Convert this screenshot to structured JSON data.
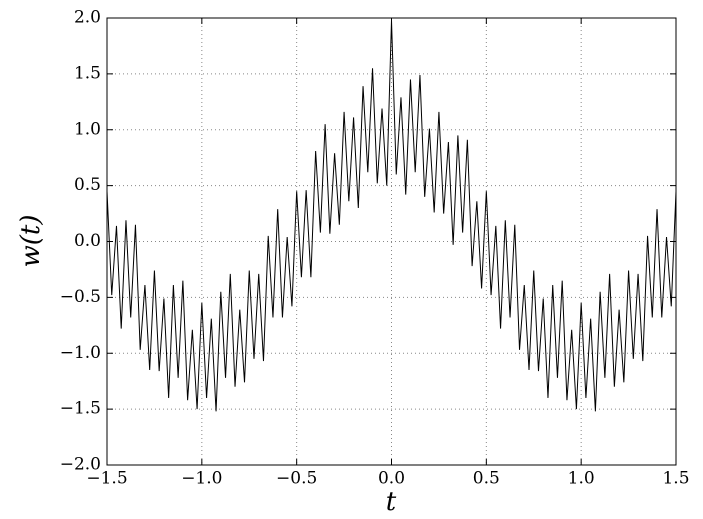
{
  "chart_data": {
    "type": "line",
    "x_label": "t",
    "y_label": "w(t)",
    "xlim": [
      -1.5,
      1.5
    ],
    "ylim": [
      -2.0,
      2.0
    ],
    "xticks": [
      {
        "value": -1.5,
        "label": "−1.5"
      },
      {
        "value": -1.0,
        "label": "−1.0"
      },
      {
        "value": -0.5,
        "label": "−0.5"
      },
      {
        "value": 0.0,
        "label": "0.0"
      },
      {
        "value": 0.5,
        "label": "0.5"
      },
      {
        "value": 1.0,
        "label": "1.0"
      },
      {
        "value": 1.5,
        "label": "1.5"
      }
    ],
    "yticks": [
      {
        "value": -2.0,
        "label": "−2.0"
      },
      {
        "value": -1.5,
        "label": "−1.5"
      },
      {
        "value": -1.0,
        "label": "−1.0"
      },
      {
        "value": -0.5,
        "label": "−0.5"
      },
      {
        "value": 0.0,
        "label": "0.0"
      },
      {
        "value": 0.5,
        "label": "0.5"
      },
      {
        "value": 1.0,
        "label": "1.0"
      },
      {
        "value": 1.5,
        "label": "1.5"
      },
      {
        "value": 2.0,
        "label": "2.0"
      }
    ],
    "grid": true,
    "x": [
      -1.5,
      -1.475,
      -1.45,
      -1.425,
      -1.4,
      -1.375,
      -1.35,
      -1.325,
      -1.3,
      -1.275,
      -1.25,
      -1.225,
      -1.2,
      -1.175,
      -1.15,
      -1.125,
      -1.1,
      -1.075,
      -1.05,
      -1.025,
      -1.0,
      -0.975,
      -0.95,
      -0.925,
      -0.9,
      -0.875,
      -0.85,
      -0.825,
      -0.8,
      -0.775,
      -0.75,
      -0.725,
      -0.7,
      -0.675,
      -0.65,
      -0.625,
      -0.6,
      -0.575,
      -0.55,
      -0.525,
      -0.5,
      -0.475,
      -0.45,
      -0.425,
      -0.4,
      -0.375,
      -0.35,
      -0.325,
      -0.3,
      -0.275,
      -0.25,
      -0.225,
      -0.2,
      -0.175,
      -0.15,
      -0.125,
      -0.1,
      -0.075,
      -0.05,
      -0.025,
      0.0,
      0.025,
      0.05,
      0.075,
      0.1,
      0.125,
      0.15,
      0.175,
      0.2,
      0.225,
      0.25,
      0.275,
      0.3,
      0.325,
      0.35,
      0.375,
      0.4,
      0.425,
      0.45,
      0.475,
      0.5,
      0.525,
      0.55,
      0.575,
      0.6,
      0.625,
      0.65,
      0.675,
      0.7,
      0.725,
      0.75,
      0.775,
      0.8,
      0.825,
      0.85,
      0.875,
      0.9,
      0.925,
      0.95,
      0.975,
      1.0,
      1.025,
      1.05,
      1.075,
      1.1,
      1.125,
      1.15,
      1.175,
      1.2,
      1.225,
      1.25,
      1.275,
      1.3,
      1.325,
      1.35,
      1.375,
      1.4,
      1.425,
      1.45,
      1.475,
      1.5
    ],
    "series": [
      {
        "color": "#000000",
        "values": [
          0.45,
          -0.48,
          0.14,
          -0.78,
          0.19,
          -0.68,
          0.15,
          -0.97,
          -0.39,
          -1.15,
          -0.26,
          -1.16,
          -0.51,
          -1.4,
          -0.39,
          -1.22,
          -0.35,
          -1.42,
          -0.79,
          -1.5,
          -0.55,
          -1.4,
          -0.69,
          -1.52,
          -0.45,
          -1.22,
          -0.29,
          -1.3,
          -0.61,
          -1.26,
          -0.26,
          -1.05,
          -0.29,
          -1.07,
          0.05,
          -0.68,
          0.29,
          -0.68,
          0.04,
          -0.58,
          0.45,
          -0.32,
          0.46,
          -0.32,
          0.81,
          0.08,
          1.05,
          0.07,
          0.79,
          0.15,
          1.16,
          0.36,
          1.11,
          0.3,
          1.39,
          0.62,
          1.55,
          0.52,
          1.19,
          0.5,
          1.98,
          0.6,
          1.29,
          0.42,
          1.45,
          0.62,
          1.49,
          0.4,
          1.01,
          0.26,
          1.16,
          0.25,
          0.89,
          -0.03,
          0.95,
          0.08,
          0.91,
          -0.22,
          0.36,
          -0.42,
          0.45,
          -0.48,
          0.14,
          -0.78,
          0.19,
          -0.68,
          0.15,
          -0.97,
          -0.39,
          -1.15,
          -0.26,
          -1.16,
          -0.51,
          -1.4,
          -0.39,
          -1.22,
          -0.35,
          -1.42,
          -0.79,
          -1.5,
          -0.55,
          -1.4,
          -0.69,
          -1.52,
          -0.45,
          -1.22,
          -0.29,
          -1.3,
          -0.61,
          -1.26,
          -0.26,
          -1.05,
          -0.29,
          -1.07,
          0.05,
          -0.68,
          0.29,
          -0.68,
          0.04,
          -0.58,
          0.45
        ]
      }
    ]
  }
}
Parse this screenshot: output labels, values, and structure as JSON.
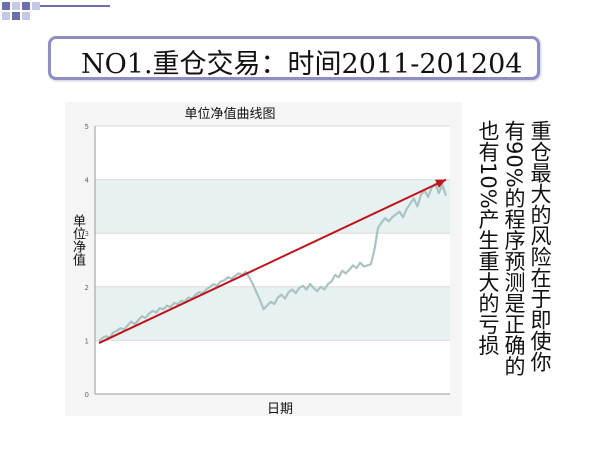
{
  "slide": {
    "title": "NO1.重仓交易：时间2011-201204",
    "side_text": [
      "重仓最大的风险在于即使你",
      "有90%的程序预测是正确的",
      "也有10%产生重大的亏损"
    ]
  },
  "colors": {
    "line": "#a9c3c3",
    "arrow": "#c0141c",
    "frame": "#8d8fc2",
    "band": "#e7f1f1"
  },
  "chart_data": {
    "type": "line",
    "title": "单位净值曲线图",
    "xlabel": "日期",
    "ylabel": "单位净值",
    "ylim": [
      0,
      5
    ],
    "yticks": [
      "0",
      "1",
      "2",
      "3",
      "4",
      "5"
    ],
    "grid": true,
    "series": [
      {
        "values": [
          0.98,
          1.05,
          1.08,
          1.05,
          1.15,
          1.18,
          1.23,
          1.2,
          1.28,
          1.35,
          1.3,
          1.38,
          1.45,
          1.42,
          1.5,
          1.55,
          1.52,
          1.6,
          1.58,
          1.65,
          1.62,
          1.7,
          1.68,
          1.74,
          1.72,
          1.8,
          1.78,
          1.85,
          1.9,
          1.88,
          1.95,
          2.0,
          2.05,
          2.02,
          2.1,
          2.12,
          2.18,
          2.15,
          2.2,
          2.25,
          2.22,
          2.28,
          2.18,
          2.05,
          1.9,
          1.75,
          1.58,
          1.65,
          1.72,
          1.68,
          1.8,
          1.85,
          1.78,
          1.9,
          1.95,
          1.88,
          1.98,
          2.02,
          1.95,
          2.05,
          1.98,
          1.92,
          2.0,
          1.95,
          2.05,
          2.1,
          2.22,
          2.18,
          2.3,
          2.25,
          2.32,
          2.4,
          2.35,
          2.45,
          2.38,
          2.4,
          2.42,
          2.7,
          3.1,
          3.2,
          3.28,
          3.22,
          3.3,
          3.35,
          3.4,
          3.3,
          3.45,
          3.55,
          3.65,
          3.5,
          3.72,
          3.8,
          3.68,
          3.85,
          3.92,
          3.75,
          3.9,
          3.7
        ]
      }
    ],
    "trend_arrow": {
      "from": [
        0,
        0.95
      ],
      "to": [
        97,
        4.0
      ]
    }
  }
}
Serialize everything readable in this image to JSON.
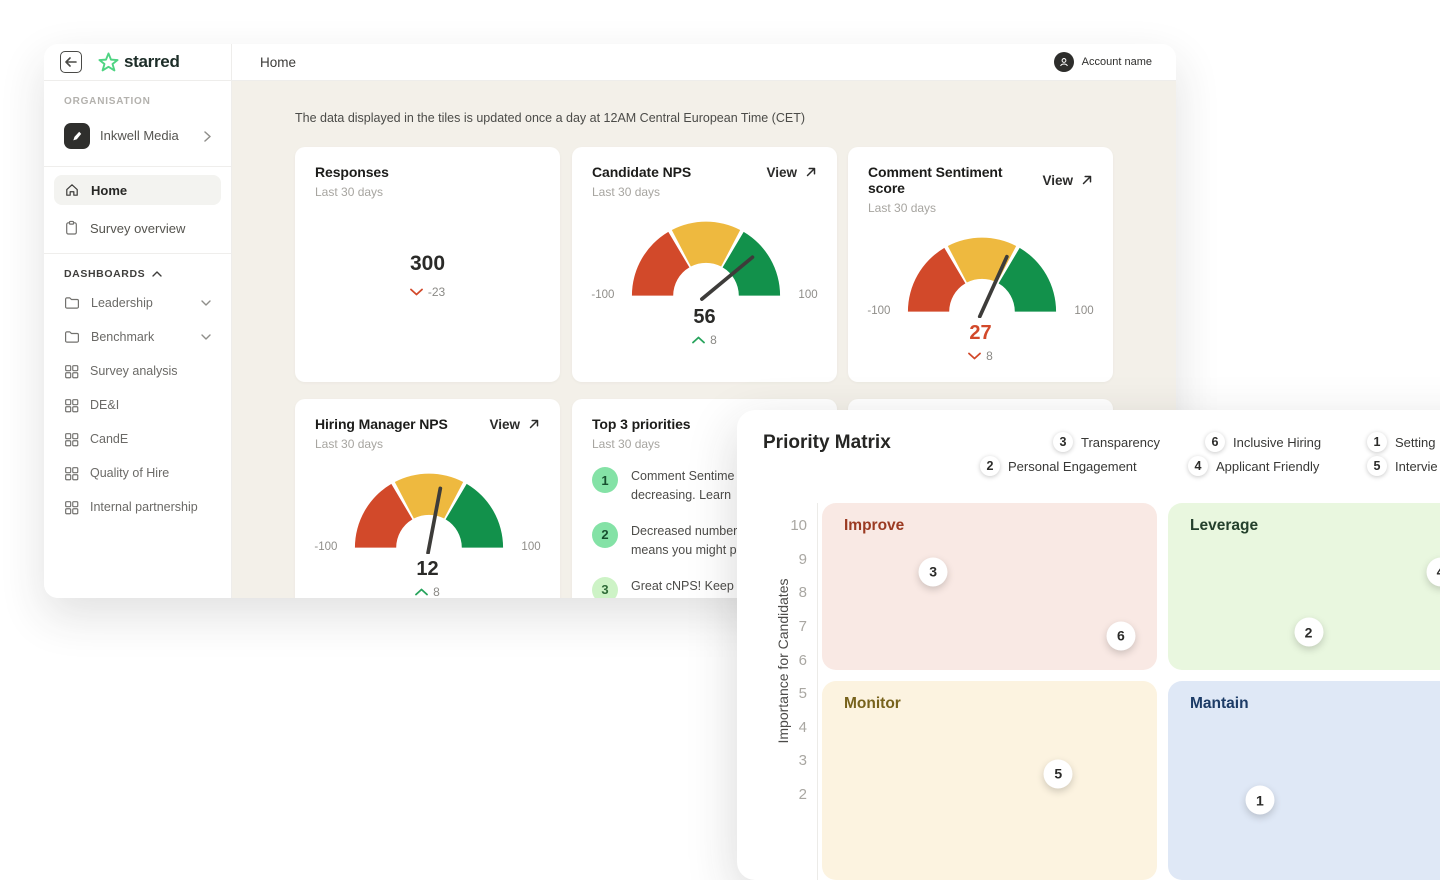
{
  "header": {
    "title": "Home",
    "account_name": "Account name"
  },
  "sidebar": {
    "brand": "starred",
    "org_label": "ORGANISATION",
    "org_name": "Inkwell Media",
    "nav": [
      {
        "label": "Home"
      },
      {
        "label": "Survey overview"
      }
    ],
    "dash_label": "DASHBOARDS",
    "dash_items": [
      {
        "label": "Leadership"
      },
      {
        "label": "Benchmark"
      },
      {
        "label": "Survey analysis"
      },
      {
        "label": "DE&I"
      },
      {
        "label": "CandE"
      },
      {
        "label": "Quality of Hire"
      },
      {
        "label": "Internal partnership"
      }
    ]
  },
  "notice": "The data displayed in the tiles is updated once a day at 12AM Central European Time (CET)",
  "tiles": {
    "responses": {
      "title": "Responses",
      "subtitle": "Last 30 days",
      "value": "300",
      "delta": "-23",
      "delta_dir": "down"
    },
    "candidate_nps": {
      "title": "Candidate NPS",
      "view": "View",
      "subtitle": "Last 30 days",
      "value": 56,
      "delta": "8",
      "delta_dir": "up",
      "min": "-100",
      "max": "100"
    },
    "comment_sentiment": {
      "title": "Comment Sentiment score",
      "view": "View",
      "subtitle": "Last 30 days",
      "value": 27,
      "delta": "8",
      "delta_dir": "down",
      "min": "-100",
      "max": "100",
      "value_color": "#d2492a"
    },
    "hiring_manager": {
      "title": "Hiring Manager NPS",
      "view": "View",
      "subtitle": "Last 30 days",
      "value": 12,
      "delta": "8",
      "delta_dir": "up",
      "min": "-100",
      "max": "100"
    },
    "priorities": {
      "title": "Top 3 priorities",
      "subtitle": "Last 30 days",
      "items": [
        {
          "num": "1",
          "line1": "Comment Sentime",
          "line2": "decreasing. Learn"
        },
        {
          "num": "2",
          "line1": "Decreased number",
          "line2": "means you might p"
        },
        {
          "num": "3",
          "line1": "Great cNPS! Keep t",
          "line2": ""
        }
      ]
    }
  },
  "priority_matrix": {
    "title": "Priority Matrix",
    "legend": [
      {
        "num": "3",
        "label": "Transparency"
      },
      {
        "num": "6",
        "label": "Inclusive Hiring"
      },
      {
        "num": "1",
        "label": "Setting"
      },
      {
        "num": "2",
        "label": "Personal Engagement"
      },
      {
        "num": "4",
        "label": "Applicant Friendly"
      },
      {
        "num": "5",
        "label": "Intervie"
      }
    ],
    "quadrants": {
      "top_left": "Improve",
      "top_right": "Leverage",
      "bottom_left": "Monitor",
      "bottom_right": "Mantain"
    },
    "ylabel": "Importance for Candidates",
    "yticks": [
      "10",
      "9",
      "8",
      "7",
      "6",
      "5",
      "4",
      "3",
      "2"
    ],
    "chart_data": {
      "type": "scatter",
      "title": "Priority Matrix",
      "ylabel": "Importance for Candidates",
      "y_ticks": [
        10,
        9,
        8,
        7,
        6,
        5,
        4,
        3,
        2
      ],
      "xlim": [
        0,
        10
      ],
      "ylim": [
        0,
        10
      ],
      "points": [
        {
          "id": 1,
          "x": 6.3,
          "y": 1.9,
          "quadrant": "Mantain"
        },
        {
          "id": 2,
          "x": 7.0,
          "y": 6.9,
          "quadrant": "Leverage"
        },
        {
          "id": 3,
          "x": 1.6,
          "y": 8.7,
          "quadrant": "Improve"
        },
        {
          "id": 4,
          "x": 8.9,
          "y": 8.7,
          "quadrant": "Leverage"
        },
        {
          "id": 5,
          "x": 3.4,
          "y": 2.7,
          "quadrant": "Monitor"
        },
        {
          "id": 6,
          "x": 4.3,
          "y": 6.8,
          "quadrant": "Improve"
        }
      ]
    },
    "gauge_colors": {
      "red": "#d2492a",
      "yellow": "#eeb93f",
      "green": "#12914b"
    }
  }
}
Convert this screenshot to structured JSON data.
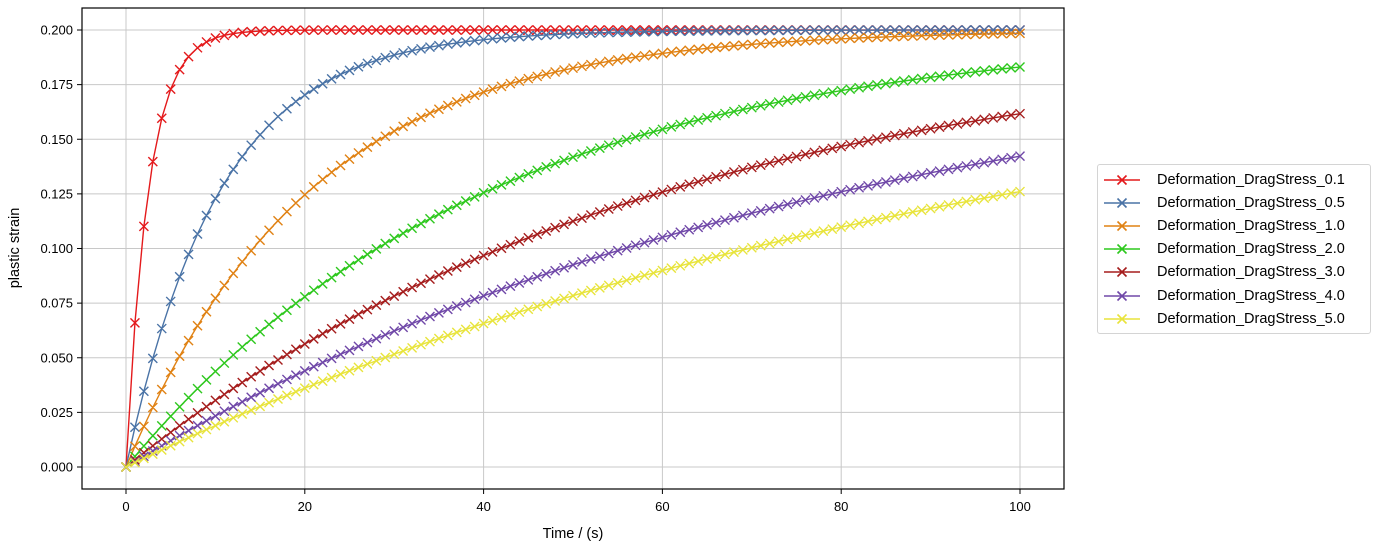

================

▸ **PROBLEM TO SOLVE**
Search the data for "this" and list every line in which it occurs.

▸ **FINAL ANSWER**
Convert this screenshot to structured JSON data.
Parse this screenshot: output labels, values, and structure as JSON.
Serialize everything readable in this image to JSON.
Convert this screenshot to structured JSON data.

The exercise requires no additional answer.